• [GIVEN PROBLEM]:
Pictures stay out; everything else in the records below is copied exactly.

--- START OF DATA SUPPLIED ---

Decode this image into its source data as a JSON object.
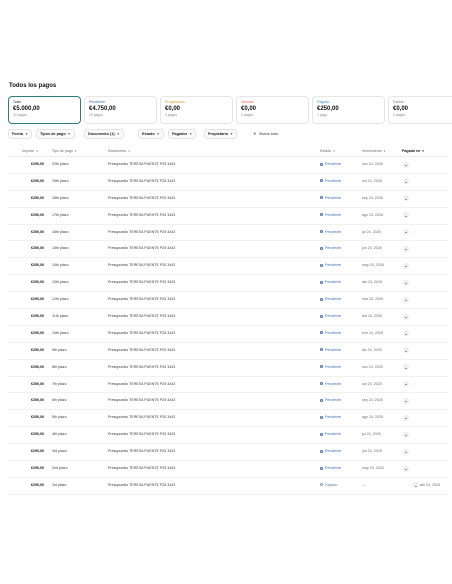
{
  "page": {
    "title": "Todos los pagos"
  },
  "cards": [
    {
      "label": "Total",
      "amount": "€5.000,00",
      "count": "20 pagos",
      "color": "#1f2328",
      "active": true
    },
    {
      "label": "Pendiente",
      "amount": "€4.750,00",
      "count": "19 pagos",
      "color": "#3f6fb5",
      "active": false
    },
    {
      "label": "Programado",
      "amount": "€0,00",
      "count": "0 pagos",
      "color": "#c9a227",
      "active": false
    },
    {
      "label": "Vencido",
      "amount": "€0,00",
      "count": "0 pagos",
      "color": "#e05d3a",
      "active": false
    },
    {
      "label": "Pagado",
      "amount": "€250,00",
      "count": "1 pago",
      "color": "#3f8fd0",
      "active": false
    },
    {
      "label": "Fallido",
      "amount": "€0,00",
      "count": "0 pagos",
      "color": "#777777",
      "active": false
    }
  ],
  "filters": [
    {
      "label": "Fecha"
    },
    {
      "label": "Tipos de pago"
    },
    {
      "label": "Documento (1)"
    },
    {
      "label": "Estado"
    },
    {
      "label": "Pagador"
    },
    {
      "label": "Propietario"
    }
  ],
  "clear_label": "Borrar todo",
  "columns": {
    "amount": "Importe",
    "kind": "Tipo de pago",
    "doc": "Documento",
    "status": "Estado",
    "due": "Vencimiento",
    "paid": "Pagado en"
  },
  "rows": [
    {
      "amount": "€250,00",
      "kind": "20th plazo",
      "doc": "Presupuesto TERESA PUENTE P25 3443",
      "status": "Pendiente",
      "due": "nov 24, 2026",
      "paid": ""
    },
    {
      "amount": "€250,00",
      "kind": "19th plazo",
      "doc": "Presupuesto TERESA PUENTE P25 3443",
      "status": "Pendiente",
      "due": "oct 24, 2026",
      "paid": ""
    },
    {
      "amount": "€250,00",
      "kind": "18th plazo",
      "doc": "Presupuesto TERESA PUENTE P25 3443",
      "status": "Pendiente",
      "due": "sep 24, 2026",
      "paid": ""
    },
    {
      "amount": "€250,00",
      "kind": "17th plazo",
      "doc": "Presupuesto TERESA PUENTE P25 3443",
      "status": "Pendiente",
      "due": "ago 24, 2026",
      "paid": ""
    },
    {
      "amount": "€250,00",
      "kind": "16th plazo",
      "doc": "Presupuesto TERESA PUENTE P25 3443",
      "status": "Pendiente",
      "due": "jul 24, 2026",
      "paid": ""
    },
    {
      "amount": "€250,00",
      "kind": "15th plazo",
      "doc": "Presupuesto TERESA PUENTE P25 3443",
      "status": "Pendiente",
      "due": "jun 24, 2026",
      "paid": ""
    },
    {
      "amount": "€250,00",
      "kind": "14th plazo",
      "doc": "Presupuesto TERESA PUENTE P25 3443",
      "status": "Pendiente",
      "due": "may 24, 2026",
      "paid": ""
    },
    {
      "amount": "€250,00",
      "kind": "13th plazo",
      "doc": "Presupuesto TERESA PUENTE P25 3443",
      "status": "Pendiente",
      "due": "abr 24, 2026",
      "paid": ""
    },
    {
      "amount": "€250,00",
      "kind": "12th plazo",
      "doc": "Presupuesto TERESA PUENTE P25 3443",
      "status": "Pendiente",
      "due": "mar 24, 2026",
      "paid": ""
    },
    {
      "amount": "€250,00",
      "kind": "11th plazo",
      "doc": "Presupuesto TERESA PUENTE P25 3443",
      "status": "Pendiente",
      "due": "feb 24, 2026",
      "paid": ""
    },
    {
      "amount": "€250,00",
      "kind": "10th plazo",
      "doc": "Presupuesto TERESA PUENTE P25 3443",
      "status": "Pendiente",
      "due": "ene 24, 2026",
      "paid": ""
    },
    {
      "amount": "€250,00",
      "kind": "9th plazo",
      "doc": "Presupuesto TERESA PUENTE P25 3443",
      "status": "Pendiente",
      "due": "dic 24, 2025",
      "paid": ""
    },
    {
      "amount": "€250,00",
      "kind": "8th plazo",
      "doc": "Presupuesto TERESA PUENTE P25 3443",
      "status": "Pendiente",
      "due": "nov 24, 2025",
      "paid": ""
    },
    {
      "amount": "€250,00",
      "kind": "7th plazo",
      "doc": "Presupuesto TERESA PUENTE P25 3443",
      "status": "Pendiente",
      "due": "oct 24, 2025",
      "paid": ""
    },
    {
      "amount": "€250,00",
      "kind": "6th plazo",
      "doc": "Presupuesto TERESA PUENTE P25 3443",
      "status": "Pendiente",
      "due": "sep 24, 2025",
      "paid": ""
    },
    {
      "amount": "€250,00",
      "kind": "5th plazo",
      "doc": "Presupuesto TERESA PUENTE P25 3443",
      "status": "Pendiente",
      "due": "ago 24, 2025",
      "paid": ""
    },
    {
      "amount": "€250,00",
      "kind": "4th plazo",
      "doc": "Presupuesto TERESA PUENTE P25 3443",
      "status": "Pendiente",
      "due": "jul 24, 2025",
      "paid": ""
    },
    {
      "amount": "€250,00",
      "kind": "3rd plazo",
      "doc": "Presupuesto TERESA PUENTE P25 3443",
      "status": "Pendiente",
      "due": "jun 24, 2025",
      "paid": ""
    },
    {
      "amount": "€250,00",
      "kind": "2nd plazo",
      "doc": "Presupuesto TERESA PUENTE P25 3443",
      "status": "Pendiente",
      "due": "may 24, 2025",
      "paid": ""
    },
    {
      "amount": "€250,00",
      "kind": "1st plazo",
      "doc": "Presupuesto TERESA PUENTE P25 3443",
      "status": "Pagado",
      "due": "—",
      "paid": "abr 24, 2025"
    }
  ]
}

--- END OF DATA SUPPLIED ---

• [WRITTEN ANSWER]:
Decode this image into its source data as a JSON object.
{
  "page": {
    "title": "Todos los pagos"
  },
  "cards": [
    {
      "label": "Total",
      "amount": "€5.000,00",
      "count": "20 pagos",
      "color": "#1f2328",
      "active": true
    },
    {
      "label": "Pendiente",
      "amount": "€4.750,00",
      "count": "19 pagos",
      "color": "#3f6fb5",
      "active": false
    },
    {
      "label": "Programado",
      "amount": "€0,00",
      "count": "0 pagos",
      "color": "#c9a227",
      "active": false
    },
    {
      "label": "Vencido",
      "amount": "€0,00",
      "count": "0 pagos",
      "color": "#e05d3a",
      "active": false
    },
    {
      "label": "Pagado",
      "amount": "€250,00",
      "count": "1 pago",
      "color": "#3f8fd0",
      "active": false
    },
    {
      "label": "Fallido",
      "amount": "€0,00",
      "count": "0 pagos",
      "color": "#777777",
      "active": false
    }
  ],
  "filters": [
    {
      "label": "Fecha"
    },
    {
      "label": "Tipos de pago"
    },
    {
      "label": "Documento (1)"
    },
    {
      "label": "Estado"
    },
    {
      "label": "Pagador"
    },
    {
      "label": "Propietario"
    }
  ],
  "clear_label": "Borrar todo",
  "columns": {
    "amount": "Importe",
    "kind": "Tipo de pago",
    "doc": "Documento",
    "status": "Estado",
    "due": "Vencimiento",
    "paid": "Pagado en"
  },
  "rows": [
    {
      "amount": "€250,00",
      "kind": "20th plazo",
      "doc": "Presupuesto TERESA PUENTE P25 3443",
      "status": "Pendiente",
      "due": "nov 24, 2026",
      "paid": ""
    },
    {
      "amount": "€250,00",
      "kind": "19th plazo",
      "doc": "Presupuesto TERESA PUENTE P25 3443",
      "status": "Pendiente",
      "due": "oct 24, 2026",
      "paid": ""
    },
    {
      "amount": "€250,00",
      "kind": "18th plazo",
      "doc": "Presupuesto TERESA PUENTE P25 3443",
      "status": "Pendiente",
      "due": "sep 24, 2026",
      "paid": ""
    },
    {
      "amount": "€250,00",
      "kind": "17th plazo",
      "doc": "Presupuesto TERESA PUENTE P25 3443",
      "status": "Pendiente",
      "due": "ago 24, 2026",
      "paid": ""
    },
    {
      "amount": "€250,00",
      "kind": "16th plazo",
      "doc": "Presupuesto TERESA PUENTE P25 3443",
      "status": "Pendiente",
      "due": "jul 24, 2026",
      "paid": ""
    },
    {
      "amount": "€250,00",
      "kind": "15th plazo",
      "doc": "Presupuesto TERESA PUENTE P25 3443",
      "status": "Pendiente",
      "due": "jun 24, 2026",
      "paid": ""
    },
    {
      "amount": "€250,00",
      "kind": "14th plazo",
      "doc": "Presupuesto TERESA PUENTE P25 3443",
      "status": "Pendiente",
      "due": "may 24, 2026",
      "paid": ""
    },
    {
      "amount": "€250,00",
      "kind": "13th plazo",
      "doc": "Presupuesto TERESA PUENTE P25 3443",
      "status": "Pendiente",
      "due": "abr 24, 2026",
      "paid": ""
    },
    {
      "amount": "€250,00",
      "kind": "12th plazo",
      "doc": "Presupuesto TERESA PUENTE P25 3443",
      "status": "Pendiente",
      "due": "mar 24, 2026",
      "paid": ""
    },
    {
      "amount": "€250,00",
      "kind": "11th plazo",
      "doc": "Presupuesto TERESA PUENTE P25 3443",
      "status": "Pendiente",
      "due": "feb 24, 2026",
      "paid": ""
    },
    {
      "amount": "€250,00",
      "kind": "10th plazo",
      "doc": "Presupuesto TERESA PUENTE P25 3443",
      "status": "Pendiente",
      "due": "ene 24, 2026",
      "paid": ""
    },
    {
      "amount": "€250,00",
      "kind": "9th plazo",
      "doc": "Presupuesto TERESA PUENTE P25 3443",
      "status": "Pendiente",
      "due": "dic 24, 2025",
      "paid": ""
    },
    {
      "amount": "€250,00",
      "kind": "8th plazo",
      "doc": "Presupuesto TERESA PUENTE P25 3443",
      "status": "Pendiente",
      "due": "nov 24, 2025",
      "paid": ""
    },
    {
      "amount": "€250,00",
      "kind": "7th plazo",
      "doc": "Presupuesto TERESA PUENTE P25 3443",
      "status": "Pendiente",
      "due": "oct 24, 2025",
      "paid": ""
    },
    {
      "amount": "€250,00",
      "kind": "6th plazo",
      "doc": "Presupuesto TERESA PUENTE P25 3443",
      "status": "Pendiente",
      "due": "sep 24, 2025",
      "paid": ""
    },
    {
      "amount": "€250,00",
      "kind": "5th plazo",
      "doc": "Presupuesto TERESA PUENTE P25 3443",
      "status": "Pendiente",
      "due": "ago 24, 2025",
      "paid": ""
    },
    {
      "amount": "€250,00",
      "kind": "4th plazo",
      "doc": "Presupuesto TERESA PUENTE P25 3443",
      "status": "Pendiente",
      "due": "jul 24, 2025",
      "paid": ""
    },
    {
      "amount": "€250,00",
      "kind": "3rd plazo",
      "doc": "Presupuesto TERESA PUENTE P25 3443",
      "status": "Pendiente",
      "due": "jun 24, 2025",
      "paid": ""
    },
    {
      "amount": "€250,00",
      "kind": "2nd plazo",
      "doc": "Presupuesto TERESA PUENTE P25 3443",
      "status": "Pendiente",
      "due": "may 24, 2025",
      "paid": ""
    },
    {
      "amount": "€250,00",
      "kind": "1st plazo",
      "doc": "Presupuesto TERESA PUENTE P25 3443",
      "status": "Pagado",
      "due": "—",
      "paid": "abr 24, 2025"
    }
  ]
}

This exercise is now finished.